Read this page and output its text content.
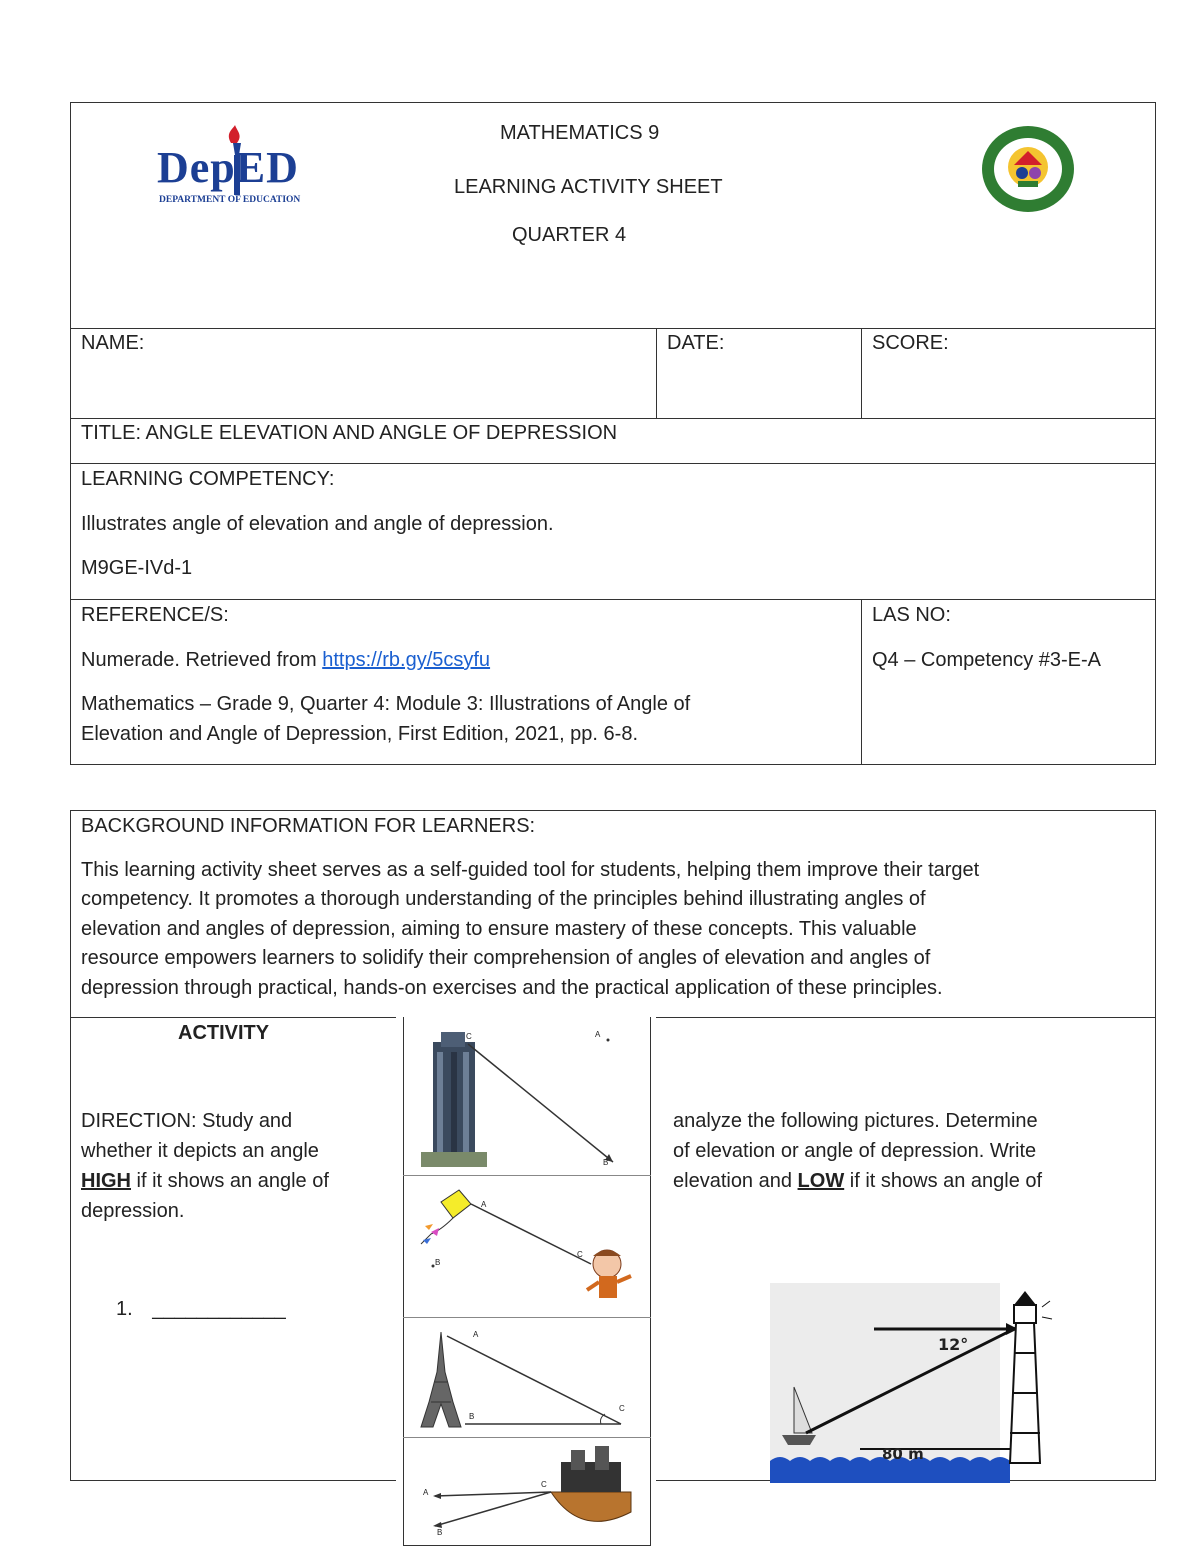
DepED
DEPARTMENT OF EDUCATION
MATHEMATICS 9
LEARNING ACTIVITY SHEET
QUARTER 4
NAME:	DATE:	SCORE:
TITLE: ANGLE ELEVATION AND ANGLE OF DEPRESSION
LEARNING COMPETENCY:
Illustrates angle of elevation and angle of depression.
M9GE-IVd-1
REFERENCE/S:
Numerade. Retrieved from https://rb.gy/5csyfu
Mathematics – Grade 9, Quarter 4: Module 3: Illustrations of Angle of
Elevation and Angle of Depression, First Edition, 2021, pp. 6-8.
LAS NO:
Q4 – Competency #3-E-A
BACKGROUND INFORMATION FOR LEARNERS:
This learning activity sheet serves as a self-guided tool for students, helping them improve their target
competency. It promotes a thorough understanding of the principles behind illustrating angles of
elevation and angles of depression, aiming to ensure mastery of these concepts. This valuable
resource empowers learners to solidify their comprehension of angles of elevation and angles of
depression through practical, hands-on exercises and the practical application of these principles.
ACTIVITY
DIRECTION: Study and
whether it depicts an angle
HIGH if it shows an angle of
depression.
analyze the following pictures. Determine
of elevation or angle of depression. Write
elevation and LOW if it shows an angle of
1. ____________
C	A
B
A
C
B
A
B
C
A
B
C
12°
80 m
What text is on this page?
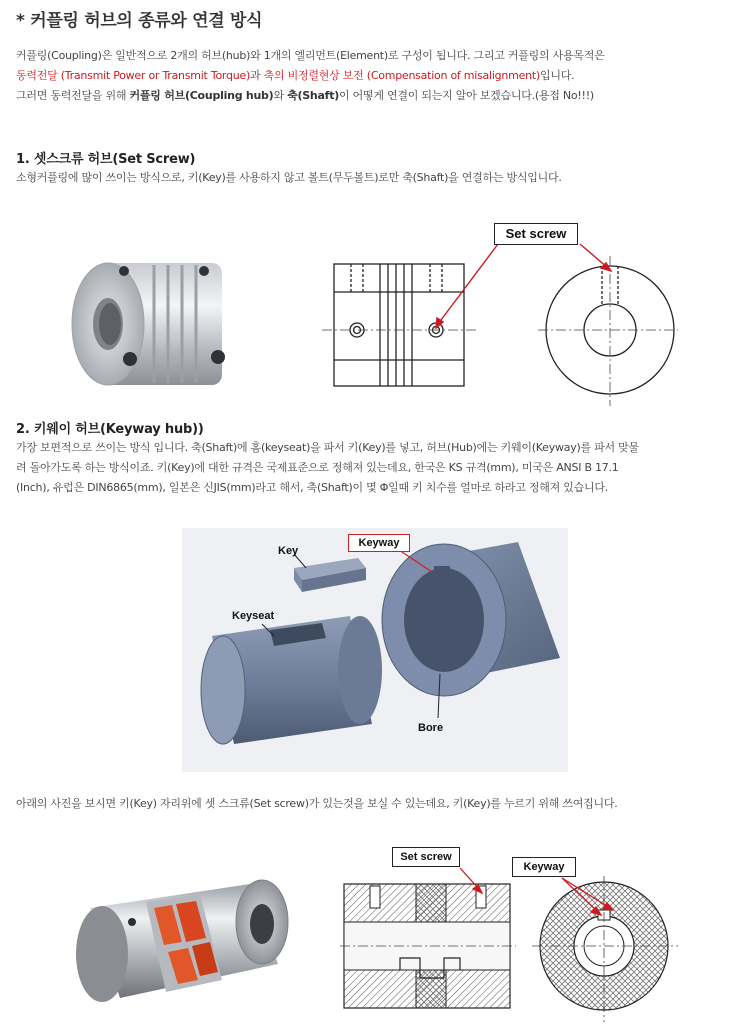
* 커플링 허브의 종류와 연결 방식
커플링(Coupling)은 일반적으로 2개의 허브(hub)와 1개의 엘리먼트(Element)로 구성이 됩니다. 그리고 커플링의 사용목적은
동력전달 (Transmit Power or Transmit Torque)과 축의 비정렬현상 보전 (Compensation of misalignment)입니다.
그러면 동력전달을 위해 커플링 허브(Coupling hub)와 축(Shaft)이 어떻게 연결이 되는지 알아 보겠습니다.(용접 No!!!)
1. 셋스크류 허브(Set Screw)
소형커플링에 많이 쓰이는 방식으로, 키(Key)를 사용하지 않고 볼트(무두볼트)로만 축(Shaft)을 연결하는 방식입니다.
Set screw
2. 키웨이 허브(Keyway hub))
가장 보편적으로 쓰이는 방식 입니다. 축(Shaft)에 홈(keyseat)을 파서 키(Key)를 넣고, 허브(Hub)에는 키웨이(Keyway)를 파서 맞물
려 돌아가도록 하는 방식이죠. 키(Key)에 대한 규격은 국제표준으로 정해져 있는데요, 한국은 KS 규격(mm), 미국은 ANSI B 17.1
(Inch), 유럽은 DIN6865(mm), 일본은 신JIS(mm)라고 해서, 축(Shaft)이 몇 Φ일때 키 치수를 얼마로 하라고 정해져 있습니다.
Key
Keyway
Keyseat
Bore
아래의 사진을 보시면 키(Key) 자리위에 셋 스크류(Set screw)가 있는것을 보실 수 있는데요, 키(Key)를 누르기 위해 쓰여집니다.
Set screw
Keyway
= = = = = = =
### DESCRIPTION OF THE TASK
Return the listing above in full and without alteration, excluding its pictures.

### FULL ANSWER
Read this page and output its text content.
DepED
DEPARTMENT OF EDUCATION
MATHEMATICS 9
LEARNING ACTIVITY SHEET
QUARTER 4
NAME:	DATE:	SCORE:
TITLE: ANGLE ELEVATION AND ANGLE OF DEPRESSION
LEARNING COMPETENCY:
Illustrates angle of elevation and angle of depression.
M9GE-IVd-1
REFERENCE/S:
Numerade. Retrieved from https://rb.gy/5csyfu
Mathematics – Grade 9, Quarter 4: Module 3: Illustrations of Angle of
Elevation and Angle of Depression, First Edition, 2021, pp. 6-8.
LAS NO:
Q4 – Competency #3-E-A
BACKGROUND INFORMATION FOR LEARNERS:
This learning activity sheet serves as a self-guided tool for students, helping them improve their target
competency. It promotes a thorough understanding of the principles behind illustrating angles of
elevation and angles of depression, aiming to ensure mastery of these concepts. This valuable
resource empowers learners to solidify their comprehension of angles of elevation and angles of
depression through practical, hands-on exercises and the practical application of these principles.
ACTIVITY
DIRECTION: Study and
whether it depicts an angle
HIGH if it shows an angle of
depression.
analyze the following pictures. Determine
of elevation or angle of depression. Write
elevation and LOW if it shows an angle of
1. ____________
C	A
B
A
C
B
A
B
C
A
B
C
12°
80 m
What text is on this page?
* 커플링 허브의 종류와 연결 방식
커플링(Coupling)은 일반적으로 2개의 허브(hub)와 1개의 엘리먼트(Element)로 구성이 됩니다. 그리고 커플링의 사용목적은
동력전달 (Transmit Power or Transmit Torque)과 축의 비정렬현상 보전 (Compensation of misalignment)입니다.
그러면 동력전달을 위해 커플링 허브(Coupling hub)와 축(Shaft)이 어떻게 연결이 되는지 알아 보겠습니다.(용접 No!!!)
1. 셋스크류 허브(Set Screw)
소형커플링에 많이 쓰이는 방식으로, 키(Key)를 사용하지 않고 볼트(무두볼트)로만 축(Shaft)을 연결하는 방식입니다.
Set screw
2. 키웨이 허브(Keyway hub))
가장 보편적으로 쓰이는 방식 입니다. 축(Shaft)에 홈(keyseat)을 파서 키(Key)를 넣고, 허브(Hub)에는 키웨이(Keyway)를 파서 맞물
려 돌아가도록 하는 방식이죠. 키(Key)에 대한 규격은 국제표준으로 정해져 있는데요, 한국은 KS 규격(mm), 미국은 ANSI B 17.1
(Inch), 유럽은 DIN6865(mm), 일본은 신JIS(mm)라고 해서, 축(Shaft)이 몇 Φ일때 키 치수를 얼마로 하라고 정해져 있습니다.
Key
Keyway
Keyseat
Bore
아래의 사진을 보시면 키(Key) 자리위에 셋 스크류(Set screw)가 있는것을 보실 수 있는데요, 키(Key)를 누르기 위해 쓰여집니다.
Set screw
Keyway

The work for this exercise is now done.